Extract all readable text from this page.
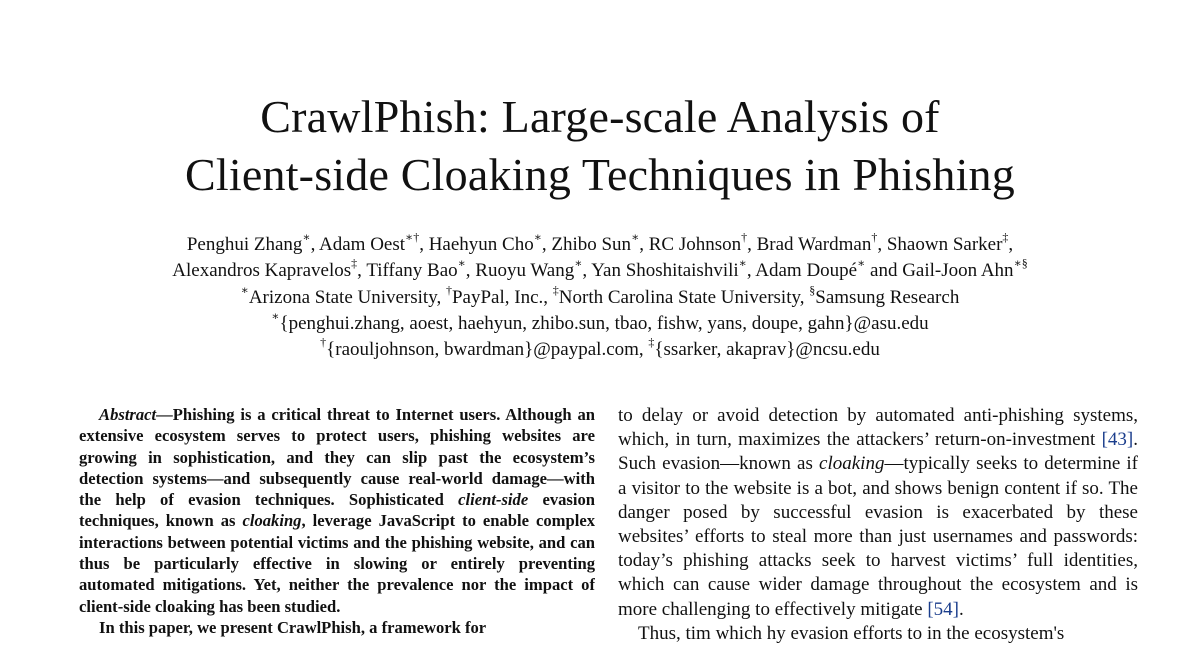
CrawlPhish: Large-scale Analysis of
Client-side Cloaking Techniques in Phishing
Penghui Zhang∗, Adam Oest∗†, Haehyun Cho∗, Zhibo Sun∗, RC Johnson†, Brad Wardman†, Shaown Sarker‡,
Alexandros Kapravelos‡, Tiffany Bao∗, Ruoyu Wang∗, Yan Shoshitaishvili∗, Adam Doupé∗ and Gail-Joon Ahn∗§
∗Arizona State University, †PayPal, Inc., ‡North Carolina State University, §Samsung Research
∗{penghui.zhang, aoest, haehyun, zhibo.sun, tbao, fishw, yans, doupe, gahn}@asu.edu
†{raouljohnson, bwardman}@paypal.com, ‡{ssarker, akaprav}@ncsu.edu

Abstract—Phishing is a critical threat to Internet users. Although an extensive ecosystem serves to protect users, phishing websites are growing in sophistication, and they can slip past the ecosystem’s detection systems—and subsequently cause real-world damage—with the help of evasion techniques. Sophisticated client-side evasion techniques, known as cloaking, leverage JavaScript to enable complex interactions between potential victims and the phishing website, and can thus be particularly effective in slowing or entirely preventing automated mitigations. Yet, neither the prevalence nor the impact of client-side cloaking has been studied.

In this paper, we present CrawlPhish, a framework for

to delay or avoid detection by automated anti-phishing systems, which, in turn, maximizes the attackers’ return-on-investment [43]. Such evasion—known as cloaking—typically seeks to determine if a visitor to the website is a bot, and shows benign content if so. The danger posed by successful evasion is exacerbated by these websites’ efforts to steal more than just usernames and passwords: today’s phishing attacks seek to harvest victims’ full identities, which can cause wider damage throughout the ecosystem and is more challenging to effectively mitigate [54].

Thus, tim which hy evasion efforts to in the ecosystem's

**WHAT TO WORK ON:**
Read through the lines above and collect those that contain the string "efforts".

**EXERCISE SOLUTION:**
to delay or avoid detection by automated anti-phishing systems, which, in turn, maximizes the attackers’ return-on-investment [43]. Such evasion—known as cloaking—typically seeks to determine if a visitor to the website is a bot, and shows benign content if so. The danger posed by successful evasion is exacerbated by these websites’ efforts to steal more than just usernames and passwords: today’s phishing attacks seek to harvest victims’ full identities, which can cause wider damage throughout the ecosystem and is more challenging to effectively mitigate [54].
Thus, tim which hy evasion efforts to in the ecosystem's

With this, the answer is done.